### GIVEN INSTRUCTION
Among the records below, find each line that includes the string "Interest" and copy it.

(Records)
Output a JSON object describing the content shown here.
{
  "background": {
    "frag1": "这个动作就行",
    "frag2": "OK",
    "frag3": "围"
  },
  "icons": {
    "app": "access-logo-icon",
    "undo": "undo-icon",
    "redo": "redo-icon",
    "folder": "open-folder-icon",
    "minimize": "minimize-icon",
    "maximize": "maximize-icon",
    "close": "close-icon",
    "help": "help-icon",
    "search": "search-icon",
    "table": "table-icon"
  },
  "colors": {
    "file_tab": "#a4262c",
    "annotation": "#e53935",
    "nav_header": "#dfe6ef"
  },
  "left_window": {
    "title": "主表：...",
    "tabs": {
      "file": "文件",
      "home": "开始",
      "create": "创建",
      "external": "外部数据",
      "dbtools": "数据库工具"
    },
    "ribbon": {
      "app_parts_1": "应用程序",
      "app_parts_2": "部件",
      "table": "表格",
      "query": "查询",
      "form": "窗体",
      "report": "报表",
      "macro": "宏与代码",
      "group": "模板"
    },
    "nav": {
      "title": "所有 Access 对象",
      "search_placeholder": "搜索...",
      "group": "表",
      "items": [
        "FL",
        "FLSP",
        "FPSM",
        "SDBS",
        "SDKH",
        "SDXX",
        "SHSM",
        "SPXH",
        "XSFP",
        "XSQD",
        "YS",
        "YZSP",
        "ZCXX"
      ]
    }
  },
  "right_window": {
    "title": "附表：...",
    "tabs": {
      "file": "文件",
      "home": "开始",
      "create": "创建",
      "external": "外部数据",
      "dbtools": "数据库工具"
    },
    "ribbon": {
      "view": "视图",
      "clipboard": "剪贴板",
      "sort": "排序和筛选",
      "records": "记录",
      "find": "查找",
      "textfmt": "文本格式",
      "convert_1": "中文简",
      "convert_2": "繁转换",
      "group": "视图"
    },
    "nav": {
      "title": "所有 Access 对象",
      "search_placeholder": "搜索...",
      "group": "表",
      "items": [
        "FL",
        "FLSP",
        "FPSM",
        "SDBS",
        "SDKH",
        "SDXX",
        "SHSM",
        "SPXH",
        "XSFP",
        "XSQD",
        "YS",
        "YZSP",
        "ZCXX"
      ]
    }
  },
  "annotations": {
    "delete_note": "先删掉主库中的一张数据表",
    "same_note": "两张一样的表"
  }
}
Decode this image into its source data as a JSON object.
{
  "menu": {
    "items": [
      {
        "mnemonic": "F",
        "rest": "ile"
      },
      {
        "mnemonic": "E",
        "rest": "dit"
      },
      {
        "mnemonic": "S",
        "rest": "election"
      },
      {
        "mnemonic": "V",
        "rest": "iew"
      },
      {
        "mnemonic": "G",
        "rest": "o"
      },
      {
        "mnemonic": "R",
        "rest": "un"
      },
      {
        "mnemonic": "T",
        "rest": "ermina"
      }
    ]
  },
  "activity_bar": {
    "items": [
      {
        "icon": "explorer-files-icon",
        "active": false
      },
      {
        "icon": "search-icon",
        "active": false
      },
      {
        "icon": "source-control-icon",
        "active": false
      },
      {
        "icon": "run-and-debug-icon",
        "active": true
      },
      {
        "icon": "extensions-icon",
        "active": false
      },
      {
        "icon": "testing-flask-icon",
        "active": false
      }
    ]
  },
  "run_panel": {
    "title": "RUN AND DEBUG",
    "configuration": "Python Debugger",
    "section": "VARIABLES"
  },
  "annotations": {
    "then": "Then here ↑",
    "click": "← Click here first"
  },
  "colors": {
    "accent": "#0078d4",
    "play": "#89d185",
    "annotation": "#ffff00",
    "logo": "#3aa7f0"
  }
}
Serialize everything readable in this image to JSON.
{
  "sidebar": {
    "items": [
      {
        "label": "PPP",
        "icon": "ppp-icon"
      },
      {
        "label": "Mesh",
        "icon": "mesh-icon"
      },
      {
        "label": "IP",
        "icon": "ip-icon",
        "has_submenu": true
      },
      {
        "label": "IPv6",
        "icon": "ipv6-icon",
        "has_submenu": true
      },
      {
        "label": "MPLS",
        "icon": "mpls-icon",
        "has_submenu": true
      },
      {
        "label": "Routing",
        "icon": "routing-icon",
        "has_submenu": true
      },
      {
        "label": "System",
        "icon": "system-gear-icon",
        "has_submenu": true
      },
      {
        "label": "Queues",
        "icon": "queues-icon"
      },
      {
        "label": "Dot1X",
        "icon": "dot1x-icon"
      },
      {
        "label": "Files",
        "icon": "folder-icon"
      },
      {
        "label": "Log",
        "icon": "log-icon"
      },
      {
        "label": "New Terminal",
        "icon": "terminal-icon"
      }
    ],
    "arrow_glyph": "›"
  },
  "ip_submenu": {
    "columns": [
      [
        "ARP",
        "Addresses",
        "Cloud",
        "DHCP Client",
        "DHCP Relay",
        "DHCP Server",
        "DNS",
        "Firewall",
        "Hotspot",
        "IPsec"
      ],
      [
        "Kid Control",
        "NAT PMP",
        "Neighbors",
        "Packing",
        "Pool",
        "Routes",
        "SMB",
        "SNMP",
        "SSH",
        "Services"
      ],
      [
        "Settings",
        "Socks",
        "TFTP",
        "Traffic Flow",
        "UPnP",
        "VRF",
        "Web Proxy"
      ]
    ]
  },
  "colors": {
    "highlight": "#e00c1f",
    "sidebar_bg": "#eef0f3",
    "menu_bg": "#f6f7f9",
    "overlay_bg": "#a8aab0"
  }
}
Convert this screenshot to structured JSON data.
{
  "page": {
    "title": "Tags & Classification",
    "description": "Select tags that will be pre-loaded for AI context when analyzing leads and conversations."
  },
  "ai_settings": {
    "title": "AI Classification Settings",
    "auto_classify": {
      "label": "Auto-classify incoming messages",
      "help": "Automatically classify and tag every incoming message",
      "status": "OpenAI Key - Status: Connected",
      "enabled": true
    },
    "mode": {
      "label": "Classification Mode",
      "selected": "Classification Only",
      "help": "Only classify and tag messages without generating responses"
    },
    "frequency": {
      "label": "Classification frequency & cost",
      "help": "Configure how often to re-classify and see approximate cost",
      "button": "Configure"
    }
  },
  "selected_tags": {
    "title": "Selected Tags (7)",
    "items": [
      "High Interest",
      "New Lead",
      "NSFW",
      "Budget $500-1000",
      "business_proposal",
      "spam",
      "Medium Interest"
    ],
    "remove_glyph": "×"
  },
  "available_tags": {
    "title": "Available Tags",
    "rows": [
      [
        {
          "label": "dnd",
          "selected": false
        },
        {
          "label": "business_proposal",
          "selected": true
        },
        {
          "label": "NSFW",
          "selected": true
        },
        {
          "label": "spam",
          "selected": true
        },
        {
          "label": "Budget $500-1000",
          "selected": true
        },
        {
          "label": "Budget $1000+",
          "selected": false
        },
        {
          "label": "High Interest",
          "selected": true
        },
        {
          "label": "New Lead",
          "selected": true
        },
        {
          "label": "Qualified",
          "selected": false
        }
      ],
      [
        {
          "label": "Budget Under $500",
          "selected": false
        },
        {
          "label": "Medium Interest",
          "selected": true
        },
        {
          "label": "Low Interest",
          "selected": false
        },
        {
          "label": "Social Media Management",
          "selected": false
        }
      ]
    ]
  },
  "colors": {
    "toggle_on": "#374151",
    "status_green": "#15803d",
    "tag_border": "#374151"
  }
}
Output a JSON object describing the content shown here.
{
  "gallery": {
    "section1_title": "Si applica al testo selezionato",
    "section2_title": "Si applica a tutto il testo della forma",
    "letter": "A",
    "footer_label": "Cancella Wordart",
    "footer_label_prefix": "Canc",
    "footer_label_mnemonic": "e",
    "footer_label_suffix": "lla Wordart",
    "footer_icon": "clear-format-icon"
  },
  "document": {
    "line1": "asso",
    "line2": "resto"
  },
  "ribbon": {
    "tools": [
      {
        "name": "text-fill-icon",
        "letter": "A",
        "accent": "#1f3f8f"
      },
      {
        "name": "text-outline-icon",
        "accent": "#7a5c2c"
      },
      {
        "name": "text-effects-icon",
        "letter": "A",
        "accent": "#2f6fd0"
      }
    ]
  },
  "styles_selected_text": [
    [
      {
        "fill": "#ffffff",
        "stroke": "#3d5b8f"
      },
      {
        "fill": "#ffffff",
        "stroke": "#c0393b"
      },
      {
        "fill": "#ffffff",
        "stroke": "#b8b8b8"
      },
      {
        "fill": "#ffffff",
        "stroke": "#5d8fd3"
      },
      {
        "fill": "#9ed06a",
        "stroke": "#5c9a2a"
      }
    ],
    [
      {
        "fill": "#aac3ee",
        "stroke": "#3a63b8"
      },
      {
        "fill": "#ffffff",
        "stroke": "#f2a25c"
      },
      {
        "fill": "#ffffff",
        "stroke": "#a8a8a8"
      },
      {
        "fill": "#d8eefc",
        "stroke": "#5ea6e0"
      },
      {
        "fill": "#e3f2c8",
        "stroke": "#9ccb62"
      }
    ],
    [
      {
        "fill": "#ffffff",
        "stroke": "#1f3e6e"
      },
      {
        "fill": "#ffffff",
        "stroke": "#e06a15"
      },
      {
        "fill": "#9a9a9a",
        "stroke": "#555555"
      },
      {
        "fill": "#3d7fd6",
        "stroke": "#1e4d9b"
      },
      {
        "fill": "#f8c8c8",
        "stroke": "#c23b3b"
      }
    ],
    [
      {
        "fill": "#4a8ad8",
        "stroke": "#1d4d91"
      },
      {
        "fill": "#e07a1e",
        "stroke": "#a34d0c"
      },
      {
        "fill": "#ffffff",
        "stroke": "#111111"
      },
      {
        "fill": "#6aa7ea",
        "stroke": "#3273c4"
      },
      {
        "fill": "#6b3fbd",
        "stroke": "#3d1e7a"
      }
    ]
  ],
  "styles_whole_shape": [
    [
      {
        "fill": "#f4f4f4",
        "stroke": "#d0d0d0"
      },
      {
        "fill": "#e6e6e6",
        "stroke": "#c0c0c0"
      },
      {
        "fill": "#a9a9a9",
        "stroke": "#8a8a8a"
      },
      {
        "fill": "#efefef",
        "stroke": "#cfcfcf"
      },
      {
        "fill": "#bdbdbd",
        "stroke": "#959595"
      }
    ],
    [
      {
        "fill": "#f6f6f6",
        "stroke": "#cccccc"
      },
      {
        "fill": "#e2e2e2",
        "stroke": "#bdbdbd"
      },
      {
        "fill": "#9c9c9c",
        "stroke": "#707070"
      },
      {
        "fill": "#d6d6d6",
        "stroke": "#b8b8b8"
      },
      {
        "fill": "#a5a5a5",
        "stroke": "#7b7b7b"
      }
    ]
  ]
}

### ANSWER TO THE TASK
      "High Interest",
      "Medium Interest"
          "label": "High Interest",
          "label": "Medium Interest",
          "label": "Low Interest",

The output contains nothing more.